[Entries taken from a collection]
════

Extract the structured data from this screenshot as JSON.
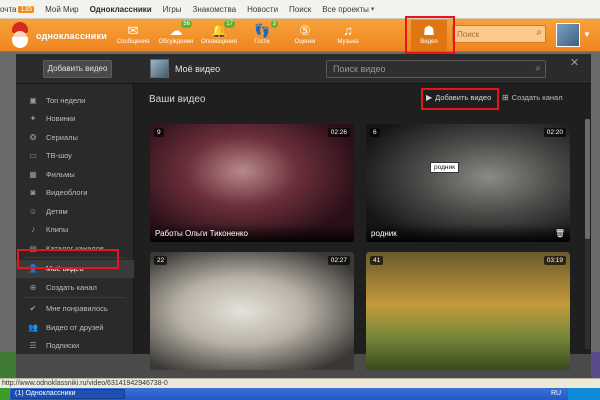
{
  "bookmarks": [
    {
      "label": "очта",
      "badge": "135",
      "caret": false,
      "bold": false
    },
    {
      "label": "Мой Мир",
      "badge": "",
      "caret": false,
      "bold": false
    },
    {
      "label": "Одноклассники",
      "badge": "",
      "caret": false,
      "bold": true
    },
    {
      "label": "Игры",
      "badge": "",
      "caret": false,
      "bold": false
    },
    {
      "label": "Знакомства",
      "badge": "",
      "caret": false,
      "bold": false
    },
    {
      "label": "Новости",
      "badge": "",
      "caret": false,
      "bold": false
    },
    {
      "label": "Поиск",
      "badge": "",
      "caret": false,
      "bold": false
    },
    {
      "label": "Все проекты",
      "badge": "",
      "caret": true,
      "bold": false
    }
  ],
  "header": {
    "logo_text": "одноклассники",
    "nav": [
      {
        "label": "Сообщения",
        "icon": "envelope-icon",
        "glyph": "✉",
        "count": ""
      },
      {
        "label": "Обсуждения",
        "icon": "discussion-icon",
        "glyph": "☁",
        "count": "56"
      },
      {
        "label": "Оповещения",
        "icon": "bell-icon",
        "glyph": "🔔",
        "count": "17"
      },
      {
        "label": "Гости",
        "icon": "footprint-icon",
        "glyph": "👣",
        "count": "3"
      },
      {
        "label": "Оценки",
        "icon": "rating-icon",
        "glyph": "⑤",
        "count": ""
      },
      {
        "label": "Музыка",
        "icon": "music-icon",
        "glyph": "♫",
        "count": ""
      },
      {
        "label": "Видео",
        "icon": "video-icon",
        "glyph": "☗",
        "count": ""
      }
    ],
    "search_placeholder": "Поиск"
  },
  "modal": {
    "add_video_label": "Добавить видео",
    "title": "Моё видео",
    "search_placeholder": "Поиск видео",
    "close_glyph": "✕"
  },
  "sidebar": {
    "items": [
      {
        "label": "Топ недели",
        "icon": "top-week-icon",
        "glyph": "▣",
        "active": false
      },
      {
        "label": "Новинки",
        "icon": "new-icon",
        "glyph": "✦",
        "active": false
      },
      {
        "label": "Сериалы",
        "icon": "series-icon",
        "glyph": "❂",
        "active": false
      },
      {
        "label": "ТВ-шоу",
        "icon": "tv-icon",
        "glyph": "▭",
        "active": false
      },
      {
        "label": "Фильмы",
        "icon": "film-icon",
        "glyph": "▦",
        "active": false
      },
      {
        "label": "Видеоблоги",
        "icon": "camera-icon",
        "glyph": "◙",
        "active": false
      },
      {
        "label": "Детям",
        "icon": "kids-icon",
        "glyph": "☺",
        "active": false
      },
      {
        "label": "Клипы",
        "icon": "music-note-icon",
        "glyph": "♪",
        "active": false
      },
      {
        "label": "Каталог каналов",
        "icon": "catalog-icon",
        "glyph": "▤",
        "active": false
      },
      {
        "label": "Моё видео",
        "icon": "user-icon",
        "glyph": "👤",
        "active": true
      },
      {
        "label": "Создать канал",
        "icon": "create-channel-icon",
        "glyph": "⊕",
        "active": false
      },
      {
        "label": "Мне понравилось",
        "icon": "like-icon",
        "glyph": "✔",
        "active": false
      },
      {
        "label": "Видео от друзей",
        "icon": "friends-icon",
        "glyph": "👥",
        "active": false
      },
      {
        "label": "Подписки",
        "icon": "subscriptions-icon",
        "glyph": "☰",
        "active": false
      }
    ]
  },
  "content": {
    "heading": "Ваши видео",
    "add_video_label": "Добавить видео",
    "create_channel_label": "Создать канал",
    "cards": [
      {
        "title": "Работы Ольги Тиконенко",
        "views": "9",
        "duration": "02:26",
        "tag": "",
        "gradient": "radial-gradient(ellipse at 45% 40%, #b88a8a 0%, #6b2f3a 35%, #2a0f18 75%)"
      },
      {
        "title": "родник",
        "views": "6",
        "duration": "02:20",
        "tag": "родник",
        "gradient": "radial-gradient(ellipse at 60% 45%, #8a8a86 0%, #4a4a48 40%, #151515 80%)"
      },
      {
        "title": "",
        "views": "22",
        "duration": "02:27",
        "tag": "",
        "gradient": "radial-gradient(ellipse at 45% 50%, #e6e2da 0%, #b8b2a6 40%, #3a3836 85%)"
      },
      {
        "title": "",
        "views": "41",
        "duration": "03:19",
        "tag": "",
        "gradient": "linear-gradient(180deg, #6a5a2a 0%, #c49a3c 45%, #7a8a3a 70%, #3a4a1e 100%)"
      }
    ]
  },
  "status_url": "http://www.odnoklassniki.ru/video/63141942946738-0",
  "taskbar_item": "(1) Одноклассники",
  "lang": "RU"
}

════

**Aim of the task**
Your copy should hold every record word for word and none of the pictures.

**Response to the exercise**
Extract the structured data from this screenshot as JSON.
{
  "bookmarks": [
    {
      "label": "очта",
      "badge": "135",
      "caret": false,
      "bold": false
    },
    {
      "label": "Мой Мир",
      "badge": "",
      "caret": false,
      "bold": false
    },
    {
      "label": "Одноклассники",
      "badge": "",
      "caret": false,
      "bold": true
    },
    {
      "label": "Игры",
      "badge": "",
      "caret": false,
      "bold": false
    },
    {
      "label": "Знакомства",
      "badge": "",
      "caret": false,
      "bold": false
    },
    {
      "label": "Новости",
      "badge": "",
      "caret": false,
      "bold": false
    },
    {
      "label": "Поиск",
      "badge": "",
      "caret": false,
      "bold": false
    },
    {
      "label": "Все проекты",
      "badge": "",
      "caret": true,
      "bold": false
    }
  ],
  "header": {
    "logo_text": "одноклассники",
    "nav": [
      {
        "label": "Сообщения",
        "icon": "envelope-icon",
        "glyph": "✉",
        "count": ""
      },
      {
        "label": "Обсуждения",
        "icon": "discussion-icon",
        "glyph": "☁",
        "count": "56"
      },
      {
        "label": "Оповещения",
        "icon": "bell-icon",
        "glyph": "🔔",
        "count": "17"
      },
      {
        "label": "Гости",
        "icon": "footprint-icon",
        "glyph": "👣",
        "count": "3"
      },
      {
        "label": "Оценки",
        "icon": "rating-icon",
        "glyph": "⑤",
        "count": ""
      },
      {
        "label": "Музыка",
        "icon": "music-icon",
        "glyph": "♫",
        "count": ""
      },
      {
        "label": "Видео",
        "icon": "video-icon",
        "glyph": "☗",
        "count": ""
      }
    ],
    "search_placeholder": "Поиск"
  },
  "modal": {
    "add_video_label": "Добавить видео",
    "title": "Моё видео",
    "search_placeholder": "Поиск видео",
    "close_glyph": "✕"
  },
  "sidebar": {
    "items": [
      {
        "label": "Топ недели",
        "icon": "top-week-icon",
        "glyph": "▣",
        "active": false
      },
      {
        "label": "Новинки",
        "icon": "new-icon",
        "glyph": "✦",
        "active": false
      },
      {
        "label": "Сериалы",
        "icon": "series-icon",
        "glyph": "❂",
        "active": false
      },
      {
        "label": "ТВ-шоу",
        "icon": "tv-icon",
        "glyph": "▭",
        "active": false
      },
      {
        "label": "Фильмы",
        "icon": "film-icon",
        "glyph": "▦",
        "active": false
      },
      {
        "label": "Видеоблоги",
        "icon": "camera-icon",
        "glyph": "◙",
        "active": false
      },
      {
        "label": "Детям",
        "icon": "kids-icon",
        "glyph": "☺",
        "active": false
      },
      {
        "label": "Клипы",
        "icon": "music-note-icon",
        "glyph": "♪",
        "active": false
      },
      {
        "label": "Каталог каналов",
        "icon": "catalog-icon",
        "glyph": "▤",
        "active": false
      },
      {
        "label": "Моё видео",
        "icon": "user-icon",
        "glyph": "👤",
        "active": true
      },
      {
        "label": "Создать канал",
        "icon": "create-channel-icon",
        "glyph": "⊕",
        "active": false
      },
      {
        "label": "Мне понравилось",
        "icon": "like-icon",
        "glyph": "✔",
        "active": false
      },
      {
        "label": "Видео от друзей",
        "icon": "friends-icon",
        "glyph": "👥",
        "active": false
      },
      {
        "label": "Подписки",
        "icon": "subscriptions-icon",
        "glyph": "☰",
        "active": false
      }
    ]
  },
  "content": {
    "heading": "Ваши видео",
    "add_video_label": "Добавить видео",
    "create_channel_label": "Создать канал",
    "cards": [
      {
        "title": "Работы Ольги Тиконенко",
        "views": "9",
        "duration": "02:26",
        "tag": "",
        "gradient": "radial-gradient(ellipse at 45% 40%, #b88a8a 0%, #6b2f3a 35%, #2a0f18 75%)"
      },
      {
        "title": "родник",
        "views": "6",
        "duration": "02:20",
        "tag": "родник",
        "gradient": "radial-gradient(ellipse at 60% 45%, #8a8a86 0%, #4a4a48 40%, #151515 80%)"
      },
      {
        "title": "",
        "views": "22",
        "duration": "02:27",
        "tag": "",
        "gradient": "radial-gradient(ellipse at 45% 50%, #e6e2da 0%, #b8b2a6 40%, #3a3836 85%)"
      },
      {
        "title": "",
        "views": "41",
        "duration": "03:19",
        "tag": "",
        "gradient": "linear-gradient(180deg, #6a5a2a 0%, #c49a3c 45%, #7a8a3a 70%, #3a4a1e 100%)"
      }
    ]
  },
  "status_url": "http://www.odnoklassniki.ru/video/63141942946738-0",
  "taskbar_item": "(1) Одноклассники",
  "lang": "RU"
}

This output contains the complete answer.